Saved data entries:
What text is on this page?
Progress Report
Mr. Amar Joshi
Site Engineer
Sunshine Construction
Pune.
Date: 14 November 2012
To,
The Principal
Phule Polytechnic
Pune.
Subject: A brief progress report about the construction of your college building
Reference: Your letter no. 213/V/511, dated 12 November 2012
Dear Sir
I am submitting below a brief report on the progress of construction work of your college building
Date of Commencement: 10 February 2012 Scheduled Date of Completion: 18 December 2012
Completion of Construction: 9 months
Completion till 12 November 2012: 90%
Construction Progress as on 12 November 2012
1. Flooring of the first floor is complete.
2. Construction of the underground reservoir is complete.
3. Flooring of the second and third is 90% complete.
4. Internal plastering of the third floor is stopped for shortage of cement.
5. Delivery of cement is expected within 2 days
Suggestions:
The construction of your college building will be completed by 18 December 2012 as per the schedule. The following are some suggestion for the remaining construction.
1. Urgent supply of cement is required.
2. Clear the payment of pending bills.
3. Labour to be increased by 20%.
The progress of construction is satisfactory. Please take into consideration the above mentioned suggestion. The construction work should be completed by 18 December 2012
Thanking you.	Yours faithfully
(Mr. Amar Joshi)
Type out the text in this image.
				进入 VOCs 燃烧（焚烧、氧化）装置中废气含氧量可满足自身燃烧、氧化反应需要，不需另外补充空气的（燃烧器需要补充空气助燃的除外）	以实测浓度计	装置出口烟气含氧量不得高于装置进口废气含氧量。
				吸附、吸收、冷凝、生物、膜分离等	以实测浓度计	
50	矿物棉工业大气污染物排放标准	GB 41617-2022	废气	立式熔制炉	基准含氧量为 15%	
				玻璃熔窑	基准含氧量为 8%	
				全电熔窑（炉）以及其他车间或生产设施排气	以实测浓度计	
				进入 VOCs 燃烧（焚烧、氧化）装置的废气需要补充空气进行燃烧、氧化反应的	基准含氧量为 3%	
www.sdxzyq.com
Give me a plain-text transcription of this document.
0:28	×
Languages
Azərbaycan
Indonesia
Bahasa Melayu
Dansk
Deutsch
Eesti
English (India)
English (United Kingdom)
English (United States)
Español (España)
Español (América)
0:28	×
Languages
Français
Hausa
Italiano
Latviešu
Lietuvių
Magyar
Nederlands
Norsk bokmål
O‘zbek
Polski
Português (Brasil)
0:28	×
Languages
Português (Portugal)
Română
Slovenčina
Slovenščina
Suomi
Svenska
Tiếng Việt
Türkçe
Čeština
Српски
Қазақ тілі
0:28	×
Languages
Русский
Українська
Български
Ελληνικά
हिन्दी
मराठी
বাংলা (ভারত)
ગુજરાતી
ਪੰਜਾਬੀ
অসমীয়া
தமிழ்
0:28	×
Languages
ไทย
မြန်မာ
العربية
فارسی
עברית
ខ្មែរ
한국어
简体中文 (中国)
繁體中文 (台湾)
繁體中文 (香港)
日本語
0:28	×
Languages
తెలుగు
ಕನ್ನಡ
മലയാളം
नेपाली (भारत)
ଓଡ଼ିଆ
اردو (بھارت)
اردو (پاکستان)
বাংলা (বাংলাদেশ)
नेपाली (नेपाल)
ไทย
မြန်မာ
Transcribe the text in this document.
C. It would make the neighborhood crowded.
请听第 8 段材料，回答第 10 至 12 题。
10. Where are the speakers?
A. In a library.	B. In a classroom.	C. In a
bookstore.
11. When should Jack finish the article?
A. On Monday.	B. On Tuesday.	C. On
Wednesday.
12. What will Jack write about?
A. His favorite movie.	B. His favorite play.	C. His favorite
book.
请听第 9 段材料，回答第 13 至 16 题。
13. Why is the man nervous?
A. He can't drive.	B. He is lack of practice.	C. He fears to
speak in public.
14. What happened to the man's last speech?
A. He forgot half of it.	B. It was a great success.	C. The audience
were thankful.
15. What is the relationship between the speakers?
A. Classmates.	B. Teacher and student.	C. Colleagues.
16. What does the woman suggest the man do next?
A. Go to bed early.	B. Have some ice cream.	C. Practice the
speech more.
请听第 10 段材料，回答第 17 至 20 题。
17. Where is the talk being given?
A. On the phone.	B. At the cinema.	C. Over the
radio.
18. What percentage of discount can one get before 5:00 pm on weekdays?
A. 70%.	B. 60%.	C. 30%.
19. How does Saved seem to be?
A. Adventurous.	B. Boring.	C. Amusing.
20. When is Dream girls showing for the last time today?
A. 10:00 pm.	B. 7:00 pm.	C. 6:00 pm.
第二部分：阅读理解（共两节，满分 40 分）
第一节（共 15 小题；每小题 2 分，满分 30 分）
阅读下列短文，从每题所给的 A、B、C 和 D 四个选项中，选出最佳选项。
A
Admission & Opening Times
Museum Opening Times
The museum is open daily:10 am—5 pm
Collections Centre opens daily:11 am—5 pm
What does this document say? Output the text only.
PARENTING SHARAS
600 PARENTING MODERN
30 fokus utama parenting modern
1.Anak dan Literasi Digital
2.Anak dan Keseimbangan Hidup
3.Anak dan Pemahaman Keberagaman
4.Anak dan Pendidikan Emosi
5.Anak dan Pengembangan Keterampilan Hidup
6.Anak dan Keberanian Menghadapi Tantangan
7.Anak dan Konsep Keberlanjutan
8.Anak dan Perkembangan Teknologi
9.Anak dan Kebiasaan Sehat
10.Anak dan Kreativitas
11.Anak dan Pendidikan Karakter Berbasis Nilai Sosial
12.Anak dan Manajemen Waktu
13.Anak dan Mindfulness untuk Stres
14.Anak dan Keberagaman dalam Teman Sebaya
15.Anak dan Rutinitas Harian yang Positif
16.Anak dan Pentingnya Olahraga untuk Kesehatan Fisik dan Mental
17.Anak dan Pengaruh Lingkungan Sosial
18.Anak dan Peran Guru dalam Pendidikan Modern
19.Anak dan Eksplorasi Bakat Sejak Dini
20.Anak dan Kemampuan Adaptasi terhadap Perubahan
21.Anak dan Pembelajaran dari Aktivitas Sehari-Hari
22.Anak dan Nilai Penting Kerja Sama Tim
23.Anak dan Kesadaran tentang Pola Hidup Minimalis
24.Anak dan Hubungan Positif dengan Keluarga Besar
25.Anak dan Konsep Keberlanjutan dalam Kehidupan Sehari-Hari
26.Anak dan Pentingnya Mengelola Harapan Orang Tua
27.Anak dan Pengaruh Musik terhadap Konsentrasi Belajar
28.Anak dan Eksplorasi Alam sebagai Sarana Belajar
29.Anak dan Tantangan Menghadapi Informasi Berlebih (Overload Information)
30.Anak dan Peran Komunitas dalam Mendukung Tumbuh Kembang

__WHAT YOU ARE ASKED TO DO__. Return the full listing, character for character.

__WRITTEN ANSWER__.
What text is on this page?
Progress Report
Mr. Amar Joshi
Site Engineer
Sunshine Construction
Pune.
Date: 14 November 2012
To,
The Principal
Phule Polytechnic
Pune.
Subject: A brief progress report about the construction of your college building
Reference: Your letter no. 213/V/511, dated 12 November 2012
Dear Sir
I am submitting below a brief report on the progress of construction work of your college building
Date of Commencement: 10 February 2012 Scheduled Date of Completion: 18 December 2012
Completion of Construction: 9 months
Completion till 12 November 2012: 90%
Construction Progress as on 12 November 2012
1. Flooring of the first floor is complete.
2. Construction of the underground reservoir is complete.
3. Flooring of the second and third is 90% complete.
4. Internal plastering of the third floor is stopped for shortage of cement.
5. Delivery of cement is expected within 2 days
Suggestions:
The construction of your college building will be completed by 18 December 2012 as per the schedule. The following are some suggestion for the remaining construction.
1. Urgent supply of cement is required.
2. Clear the payment of pending bills.
3. Labour to be increased by 20%.
The progress of construction is satisfactory. Please take into consideration the above mentioned suggestion. The construction work should be completed by 18 December 2012
Thanking you.	Yours faithfully
(Mr. Amar Joshi)
Type out the text in this image.
				进入 VOCs 燃烧（焚烧、氧化）装置中废气含氧量可满足自身燃烧、氧化反应需要，不需另外补充空气的（燃烧器需要补充空气助燃的除外）	以实测浓度计	装置出口烟气含氧量不得高于装置进口废气含氧量。
				吸附、吸收、冷凝、生物、膜分离等	以实测浓度计	
50	矿物棉工业大气污染物排放标准	GB 41617-2022	废气	立式熔制炉	基准含氧量为 15%	
				玻璃熔窑	基准含氧量为 8%	
				全电熔窑（炉）以及其他车间或生产设施排气	以实测浓度计	
				进入 VOCs 燃烧（焚烧、氧化）装置的废气需要补充空气进行燃烧、氧化反应的	基准含氧量为 3%	
www.sdxzyq.com
Give me a plain-text transcription of this document.
0:28	×
Languages
Azərbaycan
Indonesia
Bahasa Melayu
Dansk
Deutsch
Eesti
English (India)
English (United Kingdom)
English (United States)
Español (España)
Español (América)
0:28	×
Languages
Français
Hausa
Italiano
Latviešu
Lietuvių
Magyar
Nederlands
Norsk bokmål
O‘zbek
Polski
Português (Brasil)
0:28	×
Languages
Português (Portugal)
Română
Slovenčina
Slovenščina
Suomi
Svenska
Tiếng Việt
Türkçe
Čeština
Српски
Қазақ тілі
0:28	×
Languages
Русский
Українська
Български
Ελληνικά
हिन्दी
मराठी
বাংলা (ভারত)
ગુજરાતી
ਪੰਜਾਬੀ
অসমীয়া
தமிழ்
0:28	×
Languages
ไทย
မြန်မာ
العربية
فارسی
עברית
ខ្មែរ
한국어
简体中文 (中国)
繁體中文 (台湾)
繁體中文 (香港)
日本語
0:28	×
Languages
తెలుగు
ಕನ್ನಡ
മലയാളം
नेपाली (भारत)
ଓଡ଼ିଆ
اردو (بھارت)
اردو (پاکستان)
বাংলা (বাংলাদেশ)
नेपाली (नेपाल)
ไทย
မြန်မာ
Transcribe the text in this document.
C. It would make the neighborhood crowded.
请听第 8 段材料，回答第 10 至 12 题。
10. Where are the speakers?
A. In a library.	B. In a classroom.	C. In a
bookstore.
11. When should Jack finish the article?
A. On Monday.	B. On Tuesday.	C. On
Wednesday.
12. What will Jack write about?
A. His favorite movie.	B. His favorite play.	C. His favorite
book.
请听第 9 段材料，回答第 13 至 16 题。
13. Why is the man nervous?
A. He can't drive.	B. He is lack of practice.	C. He fears to
speak in public.
14. What happened to the man's last speech?
A. He forgot half of it.	B. It was a great success.	C. The audience
were thankful.
15. What is the relationship between the speakers?
A. Classmates.	B. Teacher and student.	C. Colleagues.
16. What does the woman suggest the man do next?
A. Go to bed early.	B. Have some ice cream.	C. Practice the
speech more.
请听第 10 段材料，回答第 17 至 20 题。
17. Where is the talk being given?
A. On the phone.	B. At the cinema.	C. Over the
radio.
18. What percentage of discount can one get before 5:00 pm on weekdays?
A. 70%.	B. 60%.	C. 30%.
19. How does Saved seem to be?
A. Adventurous.	B. Boring.	C. Amusing.
20. When is Dream girls showing for the last time today?
A. 10:00 pm.	B. 7:00 pm.	C. 6:00 pm.
第二部分：阅读理解（共两节，满分 40 分）
第一节（共 15 小题；每小题 2 分，满分 30 分）
阅读下列短文，从每题所给的 A、B、C 和 D 四个选项中，选出最佳选项。
A
Admission & Opening Times
Museum Opening Times
The museum is open daily:10 am—5 pm
Collections Centre opens daily:11 am—5 pm
What does this document say? Output the text only.
PARENTING SHARAS
600 PARENTING MODERN
30 fokus utama parenting modern
1.Anak dan Literasi Digital
2.Anak dan Keseimbangan Hidup
3.Anak dan Pemahaman Keberagaman
4.Anak dan Pendidikan Emosi
5.Anak dan Pengembangan Keterampilan Hidup
6.Anak dan Keberanian Menghadapi Tantangan
7.Anak dan Konsep Keberlanjutan
8.Anak dan Perkembangan Teknologi
9.Anak dan Kebiasaan Sehat
10.Anak dan Kreativitas
11.Anak dan Pendidikan Karakter Berbasis Nilai Sosial
12.Anak dan Manajemen Waktu
13.Anak dan Mindfulness untuk Stres
14.Anak dan Keberagaman dalam Teman Sebaya
15.Anak dan Rutinitas Harian yang Positif
16.Anak dan Pentingnya Olahraga untuk Kesehatan Fisik dan Mental
17.Anak dan Pengaruh Lingkungan Sosial
18.Anak dan Peran Guru dalam Pendidikan Modern
19.Anak dan Eksplorasi Bakat Sejak Dini
20.Anak dan Kemampuan Adaptasi terhadap Perubahan
21.Anak dan Pembelajaran dari Aktivitas Sehari-Hari
22.Anak dan Nilai Penting Kerja Sama Tim
23.Anak dan Kesadaran tentang Pola Hidup Minimalis
24.Anak dan Hubungan Positif dengan Keluarga Besar
25.Anak dan Konsep Keberlanjutan dalam Kehidupan Sehari-Hari
26.Anak dan Pentingnya Mengelola Harapan Orang Tua
27.Anak dan Pengaruh Musik terhadap Konsentrasi Belajar
28.Anak dan Eksplorasi Alam sebagai Sarana Belajar
29.Anak dan Tantangan Menghadapi Informasi Berlebih (Overload Information)
30.Anak dan Peran Komunitas dalam Mendukung Tumbuh Kembang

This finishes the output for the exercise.